### What this task involves
Restate each line of the listing exactly, without carrying over any pictures.

### Rows
>>>>

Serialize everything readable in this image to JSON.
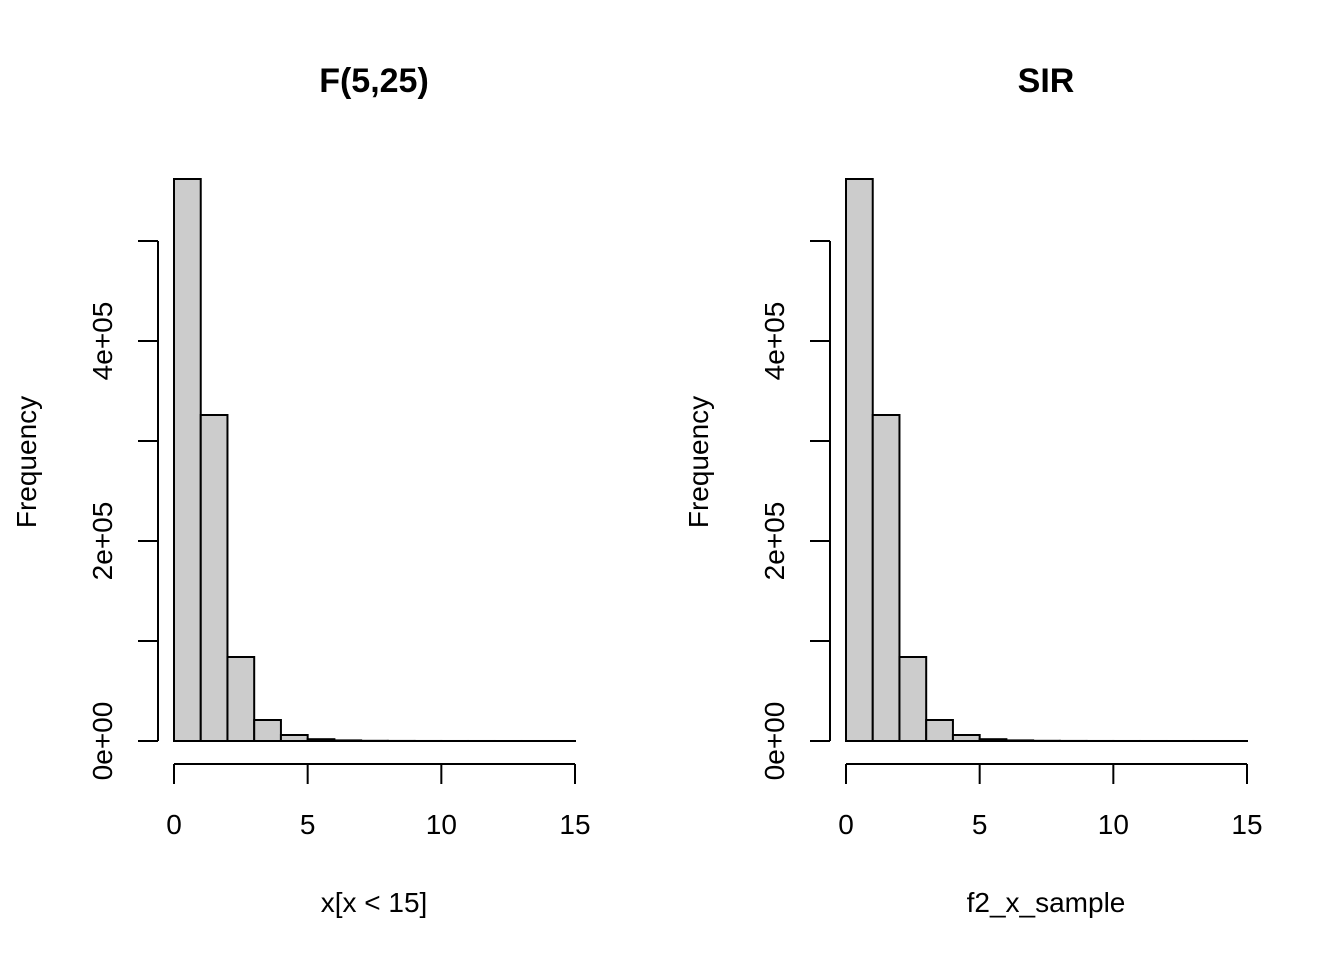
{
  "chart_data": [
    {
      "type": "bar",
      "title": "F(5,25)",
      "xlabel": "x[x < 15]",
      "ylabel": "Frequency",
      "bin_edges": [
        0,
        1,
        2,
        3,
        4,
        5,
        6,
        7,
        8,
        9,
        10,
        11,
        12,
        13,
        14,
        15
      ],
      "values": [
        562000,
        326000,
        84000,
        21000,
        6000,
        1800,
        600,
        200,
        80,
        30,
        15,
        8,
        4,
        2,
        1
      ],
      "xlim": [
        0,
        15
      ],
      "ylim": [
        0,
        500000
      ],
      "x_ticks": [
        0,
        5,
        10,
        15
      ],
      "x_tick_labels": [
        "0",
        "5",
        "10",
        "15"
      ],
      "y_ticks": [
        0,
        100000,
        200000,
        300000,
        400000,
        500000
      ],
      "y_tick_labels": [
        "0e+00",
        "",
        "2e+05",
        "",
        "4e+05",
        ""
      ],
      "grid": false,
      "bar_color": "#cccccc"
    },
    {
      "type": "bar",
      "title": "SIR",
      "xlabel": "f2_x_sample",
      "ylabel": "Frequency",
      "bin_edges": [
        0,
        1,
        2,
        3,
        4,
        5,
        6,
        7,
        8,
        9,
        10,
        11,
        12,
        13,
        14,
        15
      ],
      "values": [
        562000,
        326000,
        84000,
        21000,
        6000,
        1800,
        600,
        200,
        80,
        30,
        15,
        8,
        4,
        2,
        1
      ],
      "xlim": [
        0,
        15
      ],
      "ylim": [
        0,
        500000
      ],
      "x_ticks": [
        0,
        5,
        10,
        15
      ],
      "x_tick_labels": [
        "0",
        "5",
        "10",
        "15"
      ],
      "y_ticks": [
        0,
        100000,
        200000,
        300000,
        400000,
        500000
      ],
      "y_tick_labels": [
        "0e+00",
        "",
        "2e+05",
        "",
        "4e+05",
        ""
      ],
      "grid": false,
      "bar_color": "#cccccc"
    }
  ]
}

<<<<

### The answer
Serialize everything readable in this image to JSON.
{
  "chart_data": [
    {
      "type": "bar",
      "title": "F(5,25)",
      "xlabel": "x[x < 15]",
      "ylabel": "Frequency",
      "bin_edges": [
        0,
        1,
        2,
        3,
        4,
        5,
        6,
        7,
        8,
        9,
        10,
        11,
        12,
        13,
        14,
        15
      ],
      "values": [
        562000,
        326000,
        84000,
        21000,
        6000,
        1800,
        600,
        200,
        80,
        30,
        15,
        8,
        4,
        2,
        1
      ],
      "xlim": [
        0,
        15
      ],
      "ylim": [
        0,
        500000
      ],
      "x_ticks": [
        0,
        5,
        10,
        15
      ],
      "x_tick_labels": [
        "0",
        "5",
        "10",
        "15"
      ],
      "y_ticks": [
        0,
        100000,
        200000,
        300000,
        400000,
        500000
      ],
      "y_tick_labels": [
        "0e+00",
        "",
        "2e+05",
        "",
        "4e+05",
        ""
      ],
      "grid": false,
      "bar_color": "#cccccc"
    },
    {
      "type": "bar",
      "title": "SIR",
      "xlabel": "f2_x_sample",
      "ylabel": "Frequency",
      "bin_edges": [
        0,
        1,
        2,
        3,
        4,
        5,
        6,
        7,
        8,
        9,
        10,
        11,
        12,
        13,
        14,
        15
      ],
      "values": [
        562000,
        326000,
        84000,
        21000,
        6000,
        1800,
        600,
        200,
        80,
        30,
        15,
        8,
        4,
        2,
        1
      ],
      "xlim": [
        0,
        15
      ],
      "ylim": [
        0,
        500000
      ],
      "x_ticks": [
        0,
        5,
        10,
        15
      ],
      "x_tick_labels": [
        "0",
        "5",
        "10",
        "15"
      ],
      "y_ticks": [
        0,
        100000,
        200000,
        300000,
        400000,
        500000
      ],
      "y_tick_labels": [
        "0e+00",
        "",
        "2e+05",
        "",
        "4e+05",
        ""
      ],
      "grid": false,
      "bar_color": "#cccccc"
    }
  ]
}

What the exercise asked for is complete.